Search the records for the line with "Transcribe the text in this document.". Output that line and each line after it, exactly, and stop at the end; omit pictures.

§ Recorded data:
──────────────────────────────

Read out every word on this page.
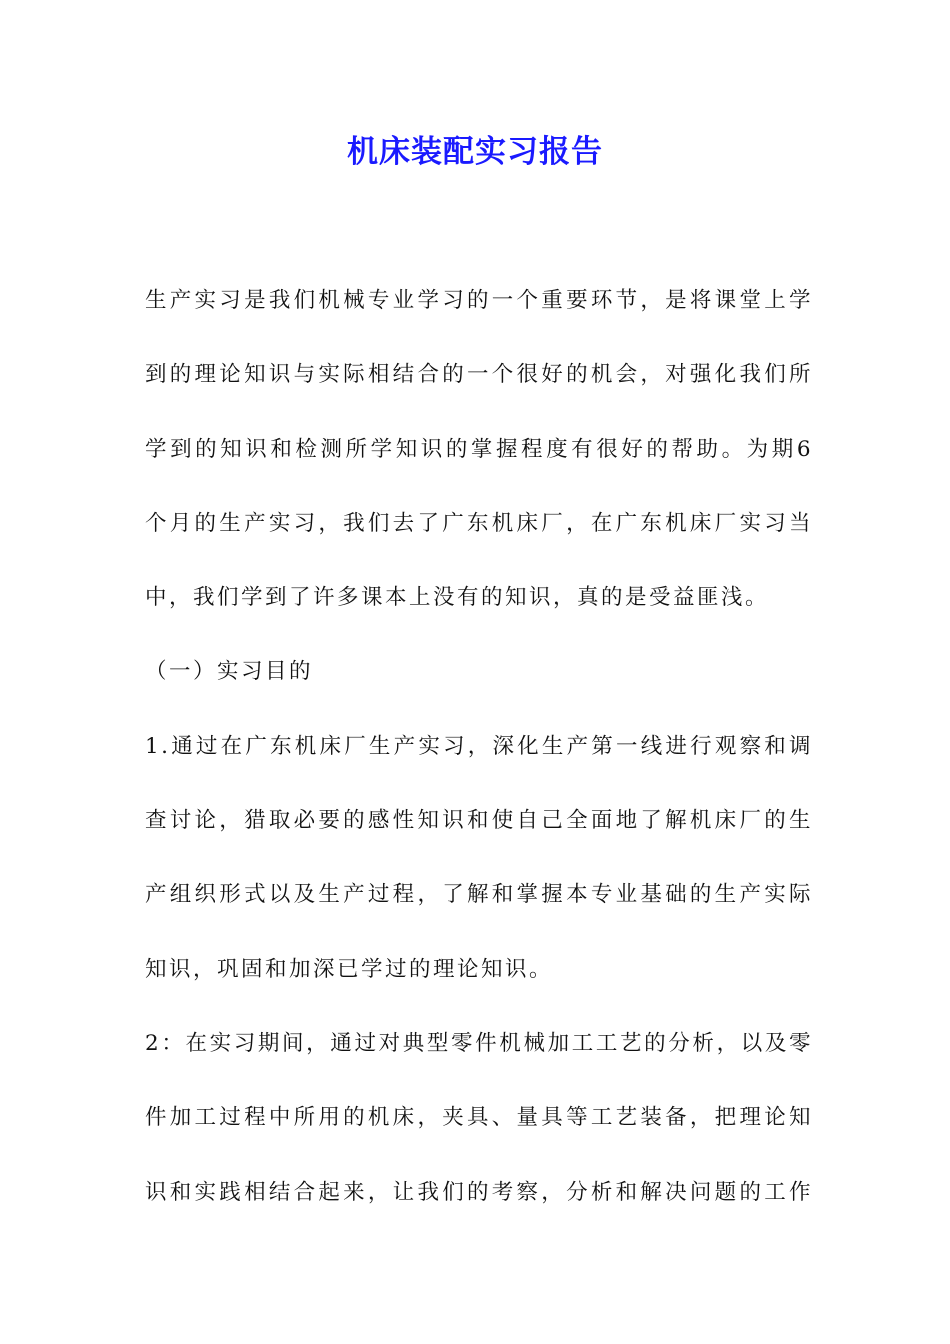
机床装配实习报告
生产实习是我们机械专业学习的一个重要环节，是将课堂上学
到的理论知识与实际相结合的一个很好的机会，对强化我们所
学到的知识和检测所学知识的掌握程度有很好的帮助。为期6
个月的生产实习，我们去了广东机床厂，在广东机床厂实习当
中，我们学到了许多课本上没有的知识，真的是受益匪浅。
（一）实习目的
1.通过在广东机床厂生产实习，深化生产第一线进行观察和调
查讨论，猎取必要的感性知识和使自己全面地了解机床厂的生
产组织形式以及生产过程，了解和掌握本专业基础的生产实际
知识，巩固和加深已学过的理论知识。
2：在实习期间，通过对典型零件机械加工工艺的分析，以及零
件加工过程中所用的机床，夹具、量具等工艺装备，把理论知
识和实践相结合起来，让我们的考察，分析和解决问题的工作
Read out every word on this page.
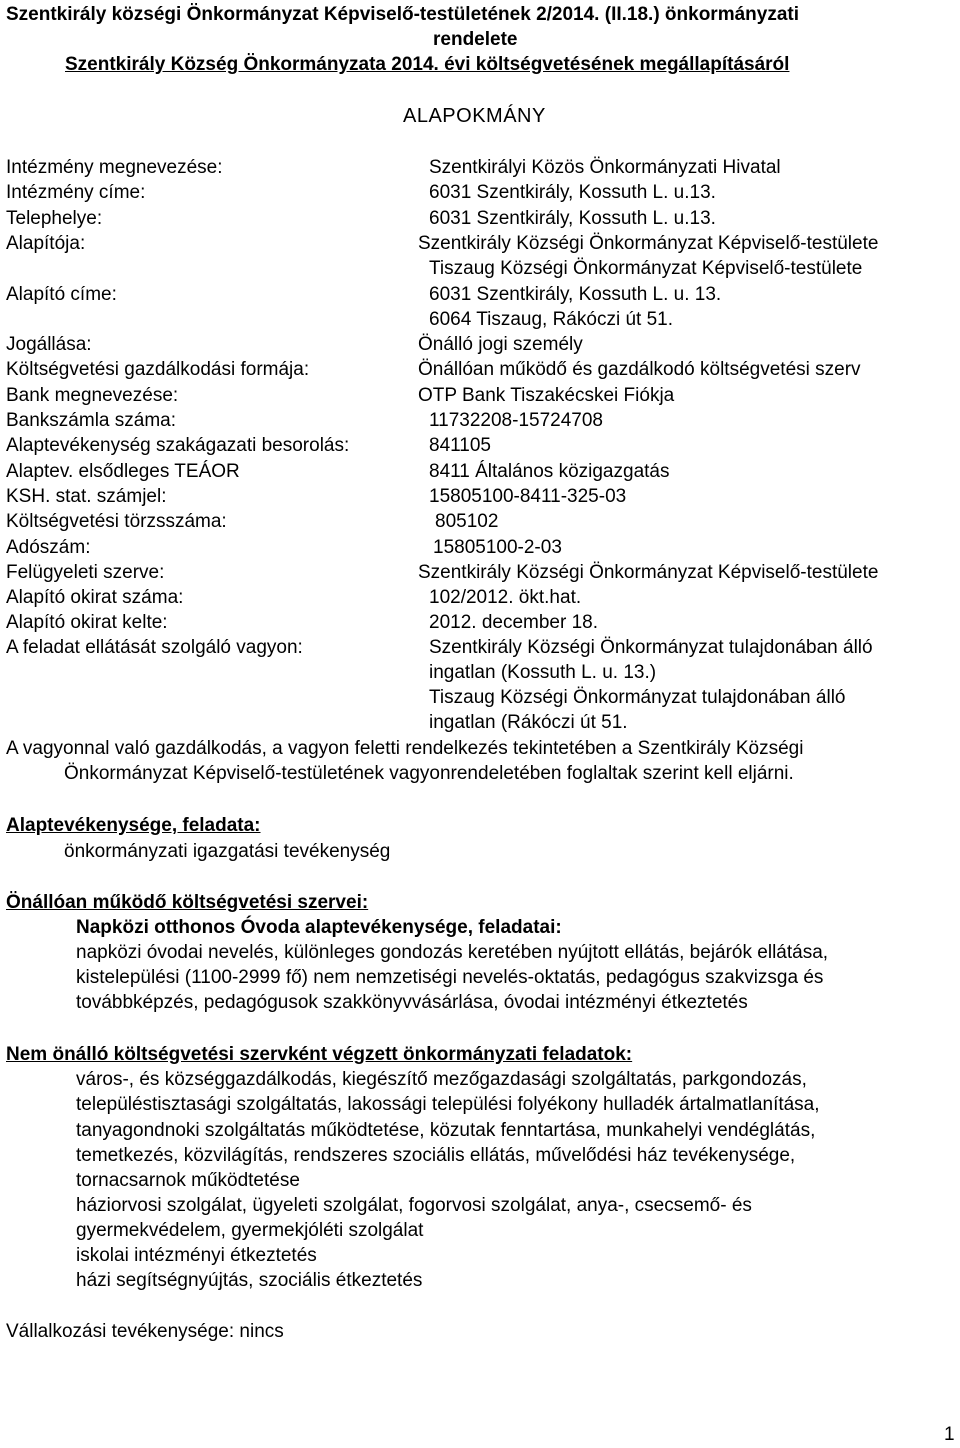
Szentkirály községi Önkormányzat Képviselő-testületének 2/2014. (II.18.) önkormányzati
rendelete
Szentkirály Község Önkormányzata 2014. évi költségvetésének megállapításáról
ALAPOKMÁNY
Intézmény megnevezése:	Szentkirályi Közös Önkormányzati Hivatal
Intézmény címe:	6031 Szentkirály, Kossuth L. u.13.
Telephelye:	6031 Szentkirály, Kossuth L. u.13.
Alapítója:	Szentkirály Községi Önkormányzat Képviselő-testülete
Tiszaug Községi Önkormányzat Képviselő-testülete
Alapító címe:	6031 Szentkirály, Kossuth L. u. 13.
6064 Tiszaug, Rákóczi út 51.
Jogállása:	Önálló jogi személy
Költségvetési gazdálkodási formája:	Önállóan működő és gazdálkodó költségvetési szerv
Bank megnevezése:	OTP Bank Tiszakécskei Fiókja
Bankszámla száma:	11732208-15724708
Alaptevékenység szakágazati besorolás:	841105
Alaptev. elsődleges TEÁOR	8411 Általános közigazgatás
KSH. stat. számjel:	15805100-8411-325-03
Költségvetési törzsszáma:	805102
Adószám:	15805100-2-03
Felügyeleti szerve:	Szentkirály Községi Önkormányzat Képviselő-testülete
Alapító okirat száma:	102/2012. ökt.hat.
Alapító okirat kelte:	2012. december 18.
A feladat ellátását szolgáló vagyon:	Szentkirály Községi Önkormányzat tulajdonában álló
ingatlan (Kossuth L. u. 13.)
Tiszaug Községi Önkormányzat tulajdonában álló
ingatlan (Rákóczi út 51.
A vagyonnal való gazdálkodás, a vagyon feletti rendelkezés tekintetében a Szentkirály Községi
Önkormányzat Képviselő-testületének vagyonrendeletében foglaltak szerint kell eljárni.
Alaptevékenysége, feladata:
önkormányzati igazgatási tevékenység
Önállóan működő költségvetési szervei:
Napközi otthonos Óvoda alaptevékenysége, feladatai:
napközi óvodai nevelés, különleges gondozás keretében nyújtott ellátás, bejárók ellátása,
kistelepülési (1100-2999 fő) nem nemzetiségi nevelés-oktatás, pedagógus szakvizsga és
továbbképzés, pedagógusok szakkönyvvásárlása, óvodai intézményi étkeztetés
Nem önálló költségvetési szervként végzett önkormányzati feladatok:
város-, és községgazdálkodás, kiegészítő mezőgazdasági szolgáltatás, parkgondozás,
településtisztasági szolgáltatás, lakossági települési folyékony hulladék ártalmatlanítása,
tanyagondnoki szolgáltatás működtetése, közutak fenntartása, munkahelyi vendéglátás,
temetkezés, közvilágítás, rendszeres szociális ellátás, művelődési ház tevékenysége,
tornacsarnok működtetése
háziorvosi szolgálat, ügyeleti szolgálat, fogorvosi szolgálat, anya-, csecsemő- és
gyermekvédelem, gyermekjóléti szolgálat
iskolai intézményi étkeztetés
házi segítségnyújtás, szociális étkeztetés
Vállalkozási tevékenysége: nincs
1
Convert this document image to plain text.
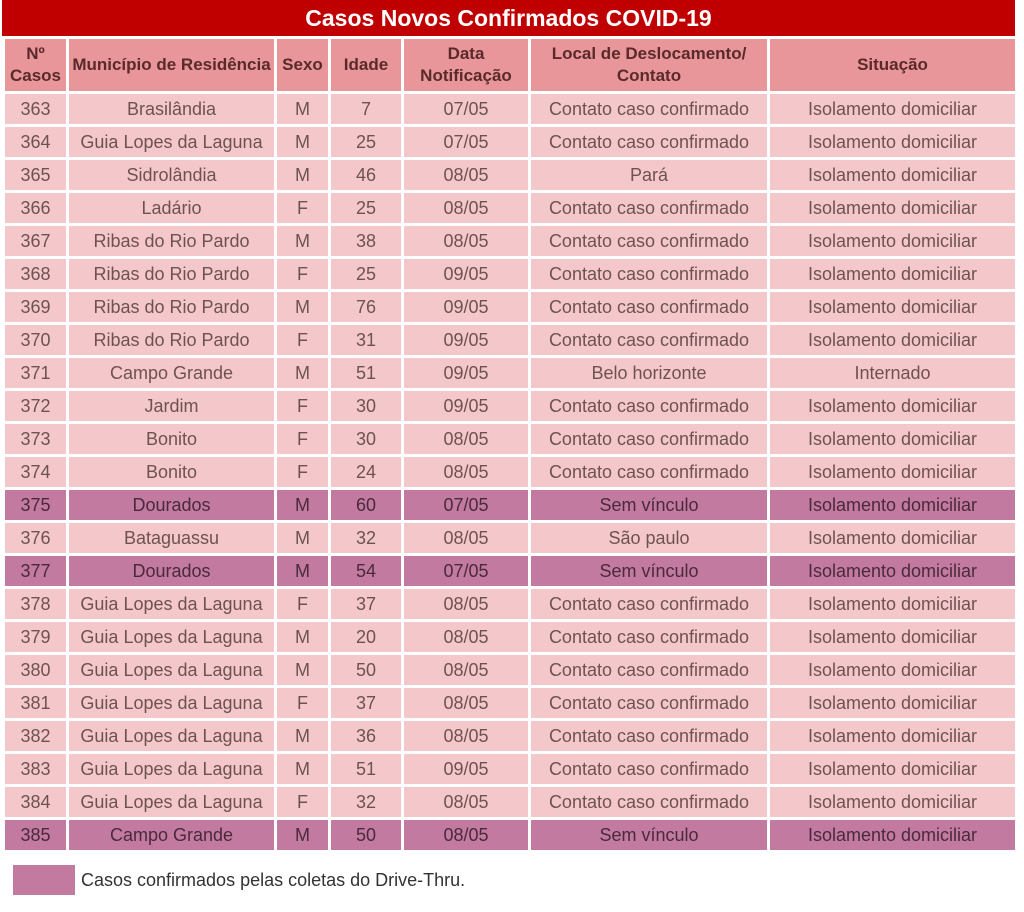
Casos Novos Confirmados COVID-19
Nº Casos	Município de Residência	Sexo	Idade	Data Notificação	Local de Deslocamento/ Contato	Situação
363	Brasilândia	M	7	07/05	Contato caso confirmado	Isolamento domiciliar
364	Guia Lopes da Laguna	M	25	07/05	Contato caso confirmado	Isolamento domiciliar
365	Sidrolândia	M	46	08/05	Pará	Isolamento domiciliar
366	Ladário	F	25	08/05	Contato caso confirmado	Isolamento domiciliar
367	Ribas do Rio Pardo	M	38	08/05	Contato caso confirmado	Isolamento domiciliar
368	Ribas do Rio Pardo	F	25	09/05	Contato caso confirmado	Isolamento domiciliar
369	Ribas do Rio Pardo	M	76	09/05	Contato caso confirmado	Isolamento domiciliar
370	Ribas do Rio Pardo	F	31	09/05	Contato caso confirmado	Isolamento domiciliar
371	Campo Grande	M	51	09/05	Belo horizonte	Internado
372	Jardim	F	30	09/05	Contato caso confirmado	Isolamento domiciliar
373	Bonito	F	30	08/05	Contato caso confirmado	Isolamento domiciliar
374	Bonito	F	24	08/05	Contato caso confirmado	Isolamento domiciliar
375	Dourados	M	60	07/05	Sem vínculo	Isolamento domiciliar
376	Bataguassu	M	32	08/05	São paulo	Isolamento domiciliar
377	Dourados	M	54	07/05	Sem vínculo	Isolamento domiciliar
378	Guia Lopes da Laguna	F	37	08/05	Contato caso confirmado	Isolamento domiciliar
379	Guia Lopes da Laguna	M	20	08/05	Contato caso confirmado	Isolamento domiciliar
380	Guia Lopes da Laguna	M	50	08/05	Contato caso confirmado	Isolamento domiciliar
381	Guia Lopes da Laguna	F	37	08/05	Contato caso confirmado	Isolamento domiciliar
382	Guia Lopes da Laguna	M	36	08/05	Contato caso confirmado	Isolamento domiciliar
383	Guia Lopes da Laguna	M	51	09/05	Contato caso confirmado	Isolamento domiciliar
384	Guia Lopes da Laguna	F	32	08/05	Contato caso confirmado	Isolamento domiciliar
385	Campo Grande	M	50	08/05	Sem vínculo	Isolamento domiciliar
Casos confirmados pelas coletas do Drive-Thru.
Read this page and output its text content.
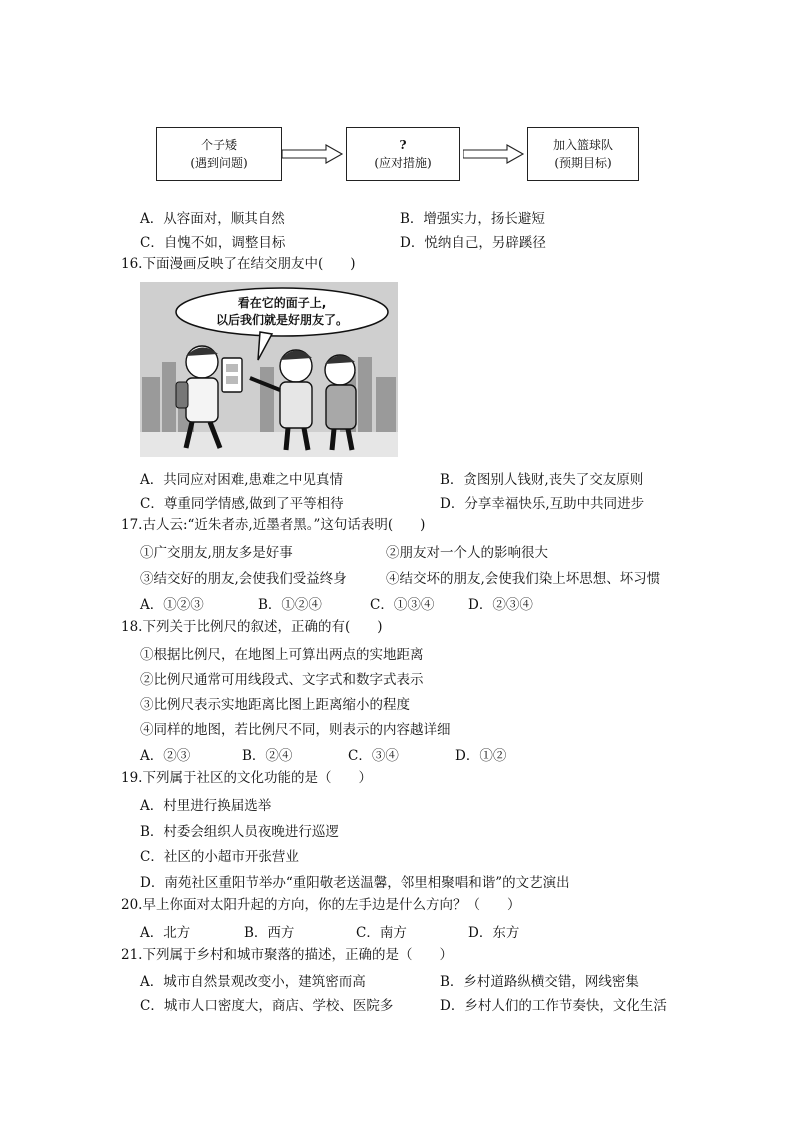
个子矮
(遇到问题)
?
(应对措施)
加入篮球队
(预期目标)
A．从容面对，顺其自然	B．增强实力，扬长避短
C．自愧不如，调整目标	D．悦纳自己，另辟蹊径
16.下面漫画反映了在结交朋友中(　　)
看在它的面子上,
以后我们就是好朋友了。
A．共同应对困难,患难之中见真情	B．贪图别人钱财,丧失了交友原则
C．尊重同学情感,做到了平等相待	D．分享幸福快乐,互助中共同进步
17.古人云:“近朱者赤,近墨者黑。”这句话表明(　　)
①广交朋友,朋友多是好事	②朋友对一个人的影响很大
③结交好的朋友,会使我们受益终身	④结交坏的朋友,会使我们染上坏思想、坏习惯
A．①②③	B．①②④	C．①③④ D．②③④
18.下列关于比例尺的叙述，正确的有(　　)
①根据比例尺，在地图上可算出两点的实地距离
②比例尺通常可用线段式、文字式和数字式表示
③比例尺表示实地距离比图上距离缩小的程度
④同样的地图，若比例尺不同，则表示的内容越详细
A．②③	B．②④	C．③④	D．①②
19.下列属于社区的文化功能的是（　　）
A．村里进行换届选举
B．村委会组织人员夜晚进行巡逻
C．社区的小超市开张营业
D．南苑社区重阳节举办“重阳敬老送温馨，邻里相聚唱和谐”的文艺演出
20.早上你面对太阳升起的方向，你的左手边是什么方向？（　　）
A．北方	B．西方	C．南方	D．东方
21.下列属于乡村和城市聚落的描述，正确的是（　　）
A．城市自然景观改变小，建筑密而高	B．乡村道路纵横交错，网线密集
C．城市人口密度大，商店、学校、医院多	D．乡村人们的工作节奏快，文化生活
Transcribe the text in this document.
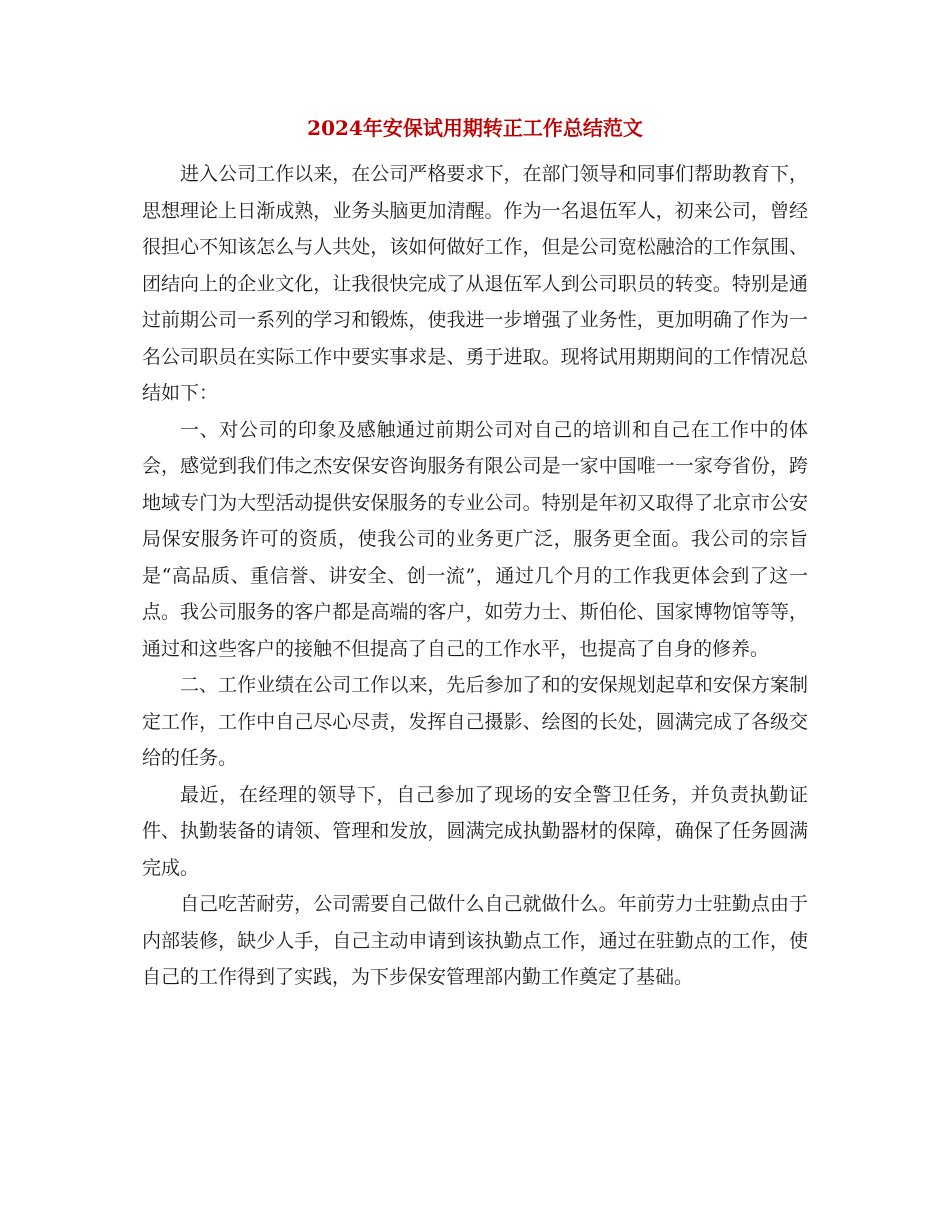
2024年安保试用期转正工作总结范文

进入公司工作以来，在公司严格要求下，在部门领导和同事们帮助教育下，思想理论上日渐成熟，业务头脑更加清醒。作为一名退伍军人，初来公司，曾经很担心不知该怎么与人共处，该如何做好工作，但是公司宽松融洽的工作氛围、团结向上的企业文化，让我很快完成了从退伍军人到公司职员的转变。特别是通过前期公司一系列的学习和锻炼，使我进一步增强了业务性，更加明确了作为一名公司职员在实际工作中要实事求是、勇于进取。现将试用期期间的工作情况总结如下：

一、对公司的印象及感触通过前期公司对自己的培训和自己在工作中的体会，感觉到我们伟之杰安保安咨询服务有限公司是一家中国唯一一家夸省份，跨地域专门为大型活动提供安保服务的专业公司。特别是年初又取得了北京市公安局保安服务许可的资质，使我公司的业务更广泛，服务更全面。我公司的宗旨是“高品质、重信誉、讲安全、创一流”，通过几个月的工作我更体会到了这一点。我公司服务的客户都是高端的客户，如劳力士、斯伯伦、国家博物馆等等，通过和这些客户的接触不但提高了自己的工作水平，也提高了自身的修养。

二、工作业绩在公司工作以来，先后参加了和的安保规划起草和安保方案制定工作，工作中自己尽心尽责，发挥自己摄影、绘图的长处，圆满完成了各级交给的任务。

最近，在经理的领导下，自己参加了现场的安全警卫任务，并负责执勤证件、执勤装备的请领、管理和发放，圆满完成执勤器材的保障，确保了任务圆满完成。

自己吃苦耐劳，公司需要自己做什么自己就做什么。年前劳力士驻勤点由于内部装修，缺少人手，自己主动申请到该执勤点工作，通过在驻勤点的工作，使自己的工作得到了实践，为下步保安管理部内勤工作奠定了基础。
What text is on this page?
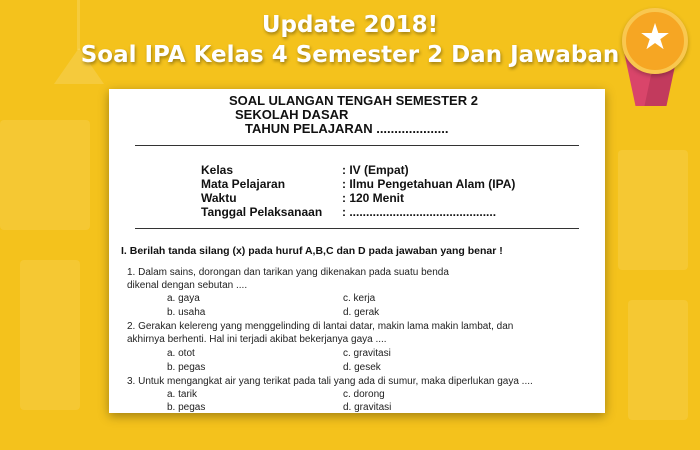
Update 2018!
Soal IPA Kelas 4 Semester 2 Dan Jawaban ★
SOAL ULANGAN TENGAH SEMESTER 2
SEKOLAH DASAR
TAHUN PELAJARAN ....................
Kelas	: IV (Empat)
Mata Pelajaran	: Ilmu Pengetahuan Alam (IPA)
Waktu	: 120 Menit
Tanggal Pelaksanaan : ............................................
I. Berilah tanda silang (x) pada huruf A,B,C dan D pada jawaban yang benar !
1. Dalam sains, dorongan dan tarikan yang dikenakan pada suatu benda
dikenal dengan sebutan ....
a. gaya	c. kerja
b. usaha	d. gerak
2. Gerakan kelereng yang menggelinding di lantai datar, makin lama makin lambat, dan
akhirnya berhenti. Hal ini terjadi akibat bekerjanya gaya ....
a. otot	c. gravitasi
b. pegas	d. gesek
3. Untuk mengangkat air yang terikat pada tali yang ada di sumur, maka diperlukan gaya ....
a. tarik	c. dorong
b. pegas	d. gravitasi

──────────────────────────────

§ Task response:
Transcribe the text in this document.
2024年安保试用期转正工作总结范文

进入公司工作以来，在公司严格要求下，在部门领导和同事们帮助教育下，思想理论上日渐成熟，业务头脑更加清醒。作为一名退伍军人，初来公司，曾经很担心不知该怎么与人共处，该如何做好工作，但是公司宽松融洽的工作氛围、团结向上的企业文化，让我很快完成了从退伍军人到公司职员的转变。特别是通过前期公司一系列的学习和锻炼，使我进一步增强了业务性，更加明确了作为一名公司职员在实际工作中要实事求是、勇于进取。现将试用期期间的工作情况总结如下：

一、对公司的印象及感触通过前期公司对自己的培训和自己在工作中的体会，感觉到我们伟之杰安保安咨询服务有限公司是一家中国唯一一家夸省份，跨地域专门为大型活动提供安保服务的专业公司。特别是年初又取得了北京市公安局保安服务许可的资质，使我公司的业务更广泛，服务更全面。我公司的宗旨是“高品质、重信誉、讲安全、创一流”，通过几个月的工作我更体会到了这一点。我公司服务的客户都是高端的客户，如劳力士、斯伯伦、国家博物馆等等，通过和这些客户的接触不但提高了自己的工作水平，也提高了自身的修养。

二、工作业绩在公司工作以来，先后参加了和的安保规划起草和安保方案制定工作，工作中自己尽心尽责，发挥自己摄影、绘图的长处，圆满完成了各级交给的任务。

最近，在经理的领导下，自己参加了现场的安全警卫任务，并负责执勤证件、执勤装备的请领、管理和发放，圆满完成执勤器材的保障，确保了任务圆满完成。

自己吃苦耐劳，公司需要自己做什么自己就做什么。年前劳力士驻勤点由于内部装修，缺少人手，自己主动申请到该执勤点工作，通过在驻勤点的工作，使自己的工作得到了实践，为下步保安管理部内勤工作奠定了基础。
What text is on this page?
Update 2018!
Soal IPA Kelas 4 Semester 2 Dan Jawaban ★
SOAL ULANGAN TENGAH SEMESTER 2
SEKOLAH DASAR
TAHUN PELAJARAN ....................
Kelas	: IV (Empat)
Mata Pelajaran	: Ilmu Pengetahuan Alam (IPA)
Waktu	: 120 Menit
Tanggal Pelaksanaan : ............................................
I. Berilah tanda silang (x) pada huruf A,B,C dan D pada jawaban yang benar !
1. Dalam sains, dorongan dan tarikan yang dikenakan pada suatu benda
dikenal dengan sebutan ....
a. gaya	c. kerja
b. usaha	d. gerak
2. Gerakan kelereng yang menggelinding di lantai datar, makin lama makin lambat, dan
akhirnya berhenti. Hal ini terjadi akibat bekerjanya gaya ....
a. otot	c. gravitasi
b. pegas	d. gesek
3. Untuk mengangkat air yang terikat pada tali yang ada di sumur, maka diperlukan gaya ....
a. tarik	c. dorong
b. pegas	d. gravitasi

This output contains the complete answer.